### Data in this exercise
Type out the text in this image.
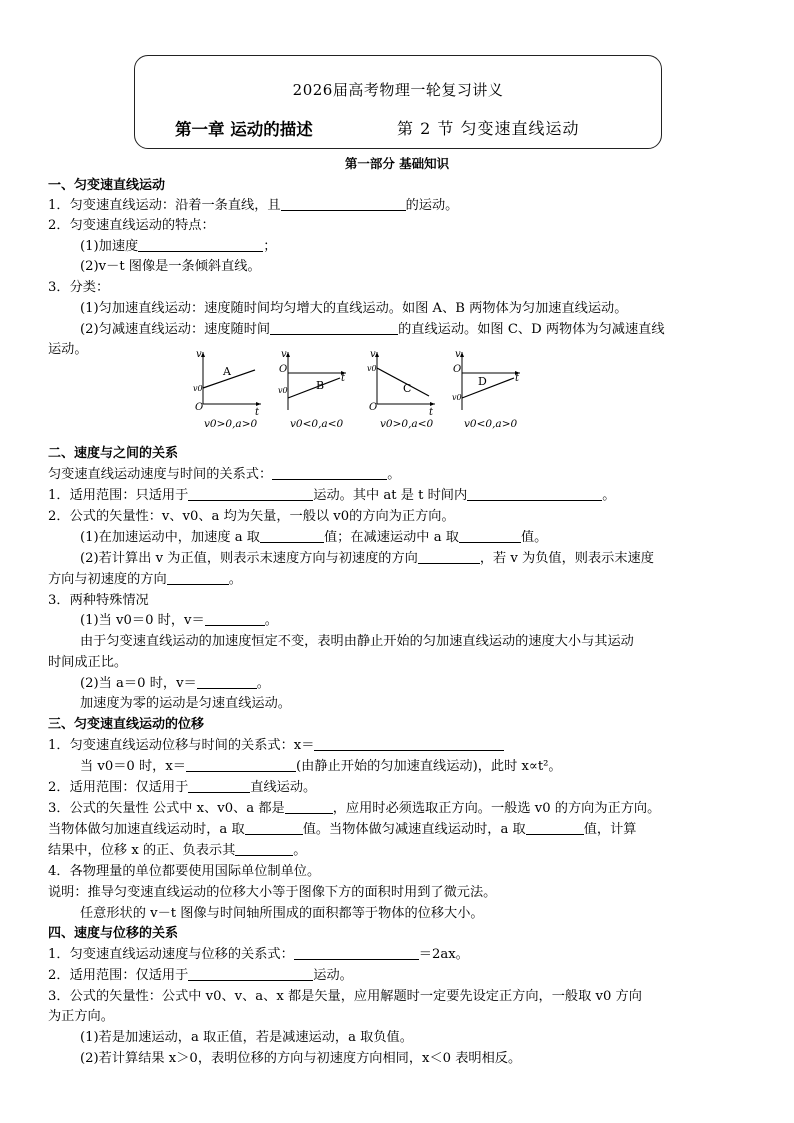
2026届高考物理一轮复习讲义
第一章 运动的描述	第 2 节 匀变速直线运动
第一部分 基础知识
一、匀变速直线运动
1．匀变速直线运动：沿着一条直线，且	的运动。
2．匀变速直线运动的特点：
(1)加速度	；
(2)v－t 图像是一条倾斜直线。
3．分类：
(1)匀加速直线运动：速度随时间均匀增大的直线运动。如图 A、B 两物体为匀加速直线运动。
(2)匀减速直线运动：速度随时间	的直线运动。如图 C、D 两物体为匀减速直线
运动。	v
t
O
v0
A
v0>0,a>0
v
t
O
v0	B
v0<0,a<0
v
t
O
v0
C
v0>0,a<0
v
t
O
v0
D
v0<0,a>0
二、速度与之间的关系
匀变速直线运动速度与时间的关系式：	。
1．适用范围：只适用于	运动。其中 at 是 t 时间内	。
2．公式的矢量性：v、v0、a 均为矢量，一般以 v0的方向为正方向。
(1)在加速运动中，加速度 a 取	值；在减速运动中 a 取	值。
(2)若计算出 v 为正值，则表示末速度方向与初速度的方向	，若 v 为负值，则表示末速度
方向与初速度的方向	。
3．两种特殊情况
(1)当 v0＝0 时，v＝	。
由于匀变速直线运动的加速度恒定不变，表明由静止开始的匀加速直线运动的速度大小与其运动
时间成正比。
(2)当 a＝0 时，v＝	。
加速度为零的运动是匀速直线运动。
三、匀变速直线运动的位移
1．匀变速直线运动位移与时间的关系式：x＝
当 v0＝0 时，x＝	(由静止开始的匀加速直线运动)，此时 x∝t²。
2．适用范围：仅适用于	直线运动。
3．公式的矢量性 公式中 x、v0、a 都是	，应用时必须选取正方向。一般选 v0 的方向为正方向。
当物体做匀加速直线运动时，a 取	值。当物体做匀减速直线运动时，a 取	值，计算
结果中，位移 x 的正、负表示其	。
4．各物理量的单位都要使用国际单位制单位。
说明：推导匀变速直线运动的位移大小等于图像下方的面积时用到了微元法。
任意形状的 v－t 图像与时间轴所围成的面积都等于物体的位移大小。
四、速度与位移的关系
1．匀变速直线运动速度与位移的关系式：	＝2ax。
2．适用范围：仅适用于	运动。
3．公式的矢量性：公式中 v0、v、a、x 都是矢量，应用解题时一定要先设定正方向，一般取 v0 方向
为正方向。
(1)若是加速运动，a 取正值，若是减速运动，a 取负值。
(2)若计算结果 x＞0，表明位移的方向与初速度方向相同，x＜0 表明相反。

### Your goal
Return the material exactly as given, apart from the pictures.

### Written reply
Type out the text in this image.
2026届高考物理一轮复习讲义
第一章 运动的描述	第 2 节 匀变速直线运动
第一部分 基础知识
一、匀变速直线运动
1．匀变速直线运动：沿着一条直线，且	的运动。
2．匀变速直线运动的特点：
(1)加速度	；
(2)v－t 图像是一条倾斜直线。
3．分类：
(1)匀加速直线运动：速度随时间均匀增大的直线运动。如图 A、B 两物体为匀加速直线运动。
(2)匀减速直线运动：速度随时间	的直线运动。如图 C、D 两物体为匀减速直线
运动。	v
t
O
v0
A
v0>0,a>0
v
t
O
v0	B
v0<0,a<0
v
t
O
v0
C
v0>0,a<0
v
t
O
v0
D
v0<0,a>0
二、速度与之间的关系
匀变速直线运动速度与时间的关系式：	。
1．适用范围：只适用于	运动。其中 at 是 t 时间内	。
2．公式的矢量性：v、v0、a 均为矢量，一般以 v0的方向为正方向。
(1)在加速运动中，加速度 a 取	值；在减速运动中 a 取	值。
(2)若计算出 v 为正值，则表示末速度方向与初速度的方向	，若 v 为负值，则表示末速度
方向与初速度的方向	。
3．两种特殊情况
(1)当 v0＝0 时，v＝	。
由于匀变速直线运动的加速度恒定不变，表明由静止开始的匀加速直线运动的速度大小与其运动
时间成正比。
(2)当 a＝0 时，v＝	。
加速度为零的运动是匀速直线运动。
三、匀变速直线运动的位移
1．匀变速直线运动位移与时间的关系式：x＝
当 v0＝0 时，x＝	(由静止开始的匀加速直线运动)，此时 x∝t²。
2．适用范围：仅适用于	直线运动。
3．公式的矢量性 公式中 x、v0、a 都是	，应用时必须选取正方向。一般选 v0 的方向为正方向。
当物体做匀加速直线运动时，a 取	值。当物体做匀减速直线运动时，a 取	值，计算
结果中，位移 x 的正、负表示其	。
4．各物理量的单位都要使用国际单位制单位。
说明：推导匀变速直线运动的位移大小等于图像下方的面积时用到了微元法。
任意形状的 v－t 图像与时间轴所围成的面积都等于物体的位移大小。
四、速度与位移的关系
1．匀变速直线运动速度与位移的关系式：	＝2ax。
2．适用范围：仅适用于	运动。
3．公式的矢量性：公式中 v0、v、a、x 都是矢量，应用解题时一定要先设定正方向，一般取 v0 方向
为正方向。
(1)若是加速运动，a 取正值，若是减速运动，a 取负值。
(2)若计算结果 x＞0，表明位移的方向与初速度方向相同，x＜0 表明相反。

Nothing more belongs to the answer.